> SET PROBLEM
Please quote every line word for word.

> DATA SUPPLIED
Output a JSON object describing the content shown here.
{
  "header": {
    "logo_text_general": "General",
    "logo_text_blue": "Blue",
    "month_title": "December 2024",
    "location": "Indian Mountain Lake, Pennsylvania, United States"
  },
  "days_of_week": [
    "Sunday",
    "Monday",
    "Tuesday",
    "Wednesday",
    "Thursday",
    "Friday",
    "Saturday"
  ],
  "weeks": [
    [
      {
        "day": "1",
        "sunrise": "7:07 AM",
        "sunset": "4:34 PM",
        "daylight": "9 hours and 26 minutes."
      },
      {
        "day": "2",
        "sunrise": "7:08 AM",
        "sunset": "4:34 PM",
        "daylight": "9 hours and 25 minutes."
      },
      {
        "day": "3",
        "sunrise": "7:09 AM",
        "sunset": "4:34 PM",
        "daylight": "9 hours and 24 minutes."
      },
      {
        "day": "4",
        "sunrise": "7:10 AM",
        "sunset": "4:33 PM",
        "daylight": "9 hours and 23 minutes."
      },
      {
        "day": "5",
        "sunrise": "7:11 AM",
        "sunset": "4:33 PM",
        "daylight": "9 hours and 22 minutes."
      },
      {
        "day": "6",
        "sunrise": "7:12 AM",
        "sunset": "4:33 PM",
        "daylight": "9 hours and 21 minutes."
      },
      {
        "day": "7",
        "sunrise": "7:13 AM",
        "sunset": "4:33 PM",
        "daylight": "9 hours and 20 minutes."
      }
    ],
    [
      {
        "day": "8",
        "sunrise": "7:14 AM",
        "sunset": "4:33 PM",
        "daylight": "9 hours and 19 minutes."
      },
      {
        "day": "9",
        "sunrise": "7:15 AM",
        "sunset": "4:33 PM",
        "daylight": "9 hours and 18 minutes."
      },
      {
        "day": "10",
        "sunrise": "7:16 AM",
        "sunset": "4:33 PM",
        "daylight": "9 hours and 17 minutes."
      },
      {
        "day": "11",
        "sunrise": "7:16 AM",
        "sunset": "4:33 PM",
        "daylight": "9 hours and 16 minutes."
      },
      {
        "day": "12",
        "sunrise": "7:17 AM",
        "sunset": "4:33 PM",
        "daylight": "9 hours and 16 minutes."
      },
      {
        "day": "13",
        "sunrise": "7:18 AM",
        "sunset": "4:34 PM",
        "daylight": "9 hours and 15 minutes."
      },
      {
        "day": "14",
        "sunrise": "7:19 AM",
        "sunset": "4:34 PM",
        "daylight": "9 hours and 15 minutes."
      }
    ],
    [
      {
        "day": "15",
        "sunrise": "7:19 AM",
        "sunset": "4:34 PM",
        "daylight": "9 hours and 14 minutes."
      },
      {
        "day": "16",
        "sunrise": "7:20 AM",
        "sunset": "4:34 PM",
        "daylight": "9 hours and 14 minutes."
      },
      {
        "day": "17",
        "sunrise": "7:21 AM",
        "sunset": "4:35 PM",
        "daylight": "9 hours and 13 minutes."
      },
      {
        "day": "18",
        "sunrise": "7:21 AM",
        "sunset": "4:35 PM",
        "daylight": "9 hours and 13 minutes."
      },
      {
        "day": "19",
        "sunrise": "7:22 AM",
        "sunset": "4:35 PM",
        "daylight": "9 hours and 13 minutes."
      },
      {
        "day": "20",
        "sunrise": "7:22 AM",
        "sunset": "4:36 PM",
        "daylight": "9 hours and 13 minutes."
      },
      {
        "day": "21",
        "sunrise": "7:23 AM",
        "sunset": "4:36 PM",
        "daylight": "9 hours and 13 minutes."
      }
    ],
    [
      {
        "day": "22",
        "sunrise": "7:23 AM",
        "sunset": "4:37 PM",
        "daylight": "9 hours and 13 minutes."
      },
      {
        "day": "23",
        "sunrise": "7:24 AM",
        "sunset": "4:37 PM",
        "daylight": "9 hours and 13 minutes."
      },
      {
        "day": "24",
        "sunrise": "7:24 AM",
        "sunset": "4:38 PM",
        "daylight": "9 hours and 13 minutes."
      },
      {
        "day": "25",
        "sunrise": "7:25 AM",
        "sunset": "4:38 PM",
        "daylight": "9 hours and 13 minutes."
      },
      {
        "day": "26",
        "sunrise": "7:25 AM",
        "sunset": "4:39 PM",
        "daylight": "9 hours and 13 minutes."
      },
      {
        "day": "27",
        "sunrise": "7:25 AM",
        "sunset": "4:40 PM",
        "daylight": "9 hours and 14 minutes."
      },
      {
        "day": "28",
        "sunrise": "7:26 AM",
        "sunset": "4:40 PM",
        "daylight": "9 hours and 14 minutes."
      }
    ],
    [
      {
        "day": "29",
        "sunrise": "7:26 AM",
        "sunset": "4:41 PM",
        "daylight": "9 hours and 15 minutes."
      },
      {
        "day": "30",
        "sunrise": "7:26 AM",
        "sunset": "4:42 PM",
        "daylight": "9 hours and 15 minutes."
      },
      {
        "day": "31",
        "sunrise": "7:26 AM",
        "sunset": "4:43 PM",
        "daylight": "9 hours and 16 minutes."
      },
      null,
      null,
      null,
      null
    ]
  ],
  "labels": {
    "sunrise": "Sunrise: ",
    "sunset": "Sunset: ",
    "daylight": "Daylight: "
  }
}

> ANSWER
Output a JSON object describing the content shown here.
{
  "header": {
    "logo_text_general": "General",
    "logo_text_blue": "Blue",
    "month_title": "December 2024",
    "location": "Indian Mountain Lake, Pennsylvania, United States"
  },
  "days_of_week": [
    "Sunday",
    "Monday",
    "Tuesday",
    "Wednesday",
    "Thursday",
    "Friday",
    "Saturday"
  ],
  "weeks": [
    [
      {
        "day": "1",
        "sunrise": "7:07 AM",
        "sunset": "4:34 PM",
        "daylight": "9 hours and 26 minutes."
      },
      {
        "day": "2",
        "sunrise": "7:08 AM",
        "sunset": "4:34 PM",
        "daylight": "9 hours and 25 minutes."
      },
      {
        "day": "3",
        "sunrise": "7:09 AM",
        "sunset": "4:34 PM",
        "daylight": "9 hours and 24 minutes."
      },
      {
        "day": "4",
        "sunrise": "7:10 AM",
        "sunset": "4:33 PM",
        "daylight": "9 hours and 23 minutes."
      },
      {
        "day": "5",
        "sunrise": "7:11 AM",
        "sunset": "4:33 PM",
        "daylight": "9 hours and 22 minutes."
      },
      {
        "day": "6",
        "sunrise": "7:12 AM",
        "sunset": "4:33 PM",
        "daylight": "9 hours and 21 minutes."
      },
      {
        "day": "7",
        "sunrise": "7:13 AM",
        "sunset": "4:33 PM",
        "daylight": "9 hours and 20 minutes."
      }
    ],
    [
      {
        "day": "8",
        "sunrise": "7:14 AM",
        "sunset": "4:33 PM",
        "daylight": "9 hours and 19 minutes."
      },
      {
        "day": "9",
        "sunrise": "7:15 AM",
        "sunset": "4:33 PM",
        "daylight": "9 hours and 18 minutes."
      },
      {
        "day": "10",
        "sunrise": "7:16 AM",
        "sunset": "4:33 PM",
        "daylight": "9 hours and 17 minutes."
      },
      {
        "day": "11",
        "sunrise": "7:16 AM",
        "sunset": "4:33 PM",
        "daylight": "9 hours and 16 minutes."
      },
      {
        "day": "12",
        "sunrise": "7:17 AM",
        "sunset": "4:33 PM",
        "daylight": "9 hours and 16 minutes."
      },
      {
        "day": "13",
        "sunrise": "7:18 AM",
        "sunset": "4:34 PM",
        "daylight": "9 hours and 15 minutes."
      },
      {
        "day": "14",
        "sunrise": "7:19 AM",
        "sunset": "4:34 PM",
        "daylight": "9 hours and 15 minutes."
      }
    ],
    [
      {
        "day": "15",
        "sunrise": "7:19 AM",
        "sunset": "4:34 PM",
        "daylight": "9 hours and 14 minutes."
      },
      {
        "day": "16",
        "sunrise": "7:20 AM",
        "sunset": "4:34 PM",
        "daylight": "9 hours and 14 minutes."
      },
      {
        "day": "17",
        "sunrise": "7:21 AM",
        "sunset": "4:35 PM",
        "daylight": "9 hours and 13 minutes."
      },
      {
        "day": "18",
        "sunrise": "7:21 AM",
        "sunset": "4:35 PM",
        "daylight": "9 hours and 13 minutes."
      },
      {
        "day": "19",
        "sunrise": "7:22 AM",
        "sunset": "4:35 PM",
        "daylight": "9 hours and 13 minutes."
      },
      {
        "day": "20",
        "sunrise": "7:22 AM",
        "sunset": "4:36 PM",
        "daylight": "9 hours and 13 minutes."
      },
      {
        "day": "21",
        "sunrise": "7:23 AM",
        "sunset": "4:36 PM",
        "daylight": "9 hours and 13 minutes."
      }
    ],
    [
      {
        "day": "22",
        "sunrise": "7:23 AM",
        "sunset": "4:37 PM",
        "daylight": "9 hours and 13 minutes."
      },
      {
        "day": "23",
        "sunrise": "7:24 AM",
        "sunset": "4:37 PM",
        "daylight": "9 hours and 13 minutes."
      },
      {
        "day": "24",
        "sunrise": "7:24 AM",
        "sunset": "4:38 PM",
        "daylight": "9 hours and 13 minutes."
      },
      {
        "day": "25",
        "sunrise": "7:25 AM",
        "sunset": "4:38 PM",
        "daylight": "9 hours and 13 minutes."
      },
      {
        "day": "26",
        "sunrise": "7:25 AM",
        "sunset": "4:39 PM",
        "daylight": "9 hours and 13 minutes."
      },
      {
        "day": "27",
        "sunrise": "7:25 AM",
        "sunset": "4:40 PM",
        "daylight": "9 hours and 14 minutes."
      },
      {
        "day": "28",
        "sunrise": "7:26 AM",
        "sunset": "4:40 PM",
        "daylight": "9 hours and 14 minutes."
      }
    ],
    [
      {
        "day": "29",
        "sunrise": "7:26 AM",
        "sunset": "4:41 PM",
        "daylight": "9 hours and 15 minutes."
      },
      {
        "day": "30",
        "sunrise": "7:26 AM",
        "sunset": "4:42 PM",
        "daylight": "9 hours and 15 minutes."
      },
      {
        "day": "31",
        "sunrise": "7:26 AM",
        "sunset": "4:43 PM",
        "daylight": "9 hours and 16 minutes."
      },
      null,
      null,
      null,
      null
    ]
  ],
  "labels": {
    "sunrise": "Sunrise: ",
    "sunset": "Sunset: ",
    "daylight": "Daylight: "
  }
}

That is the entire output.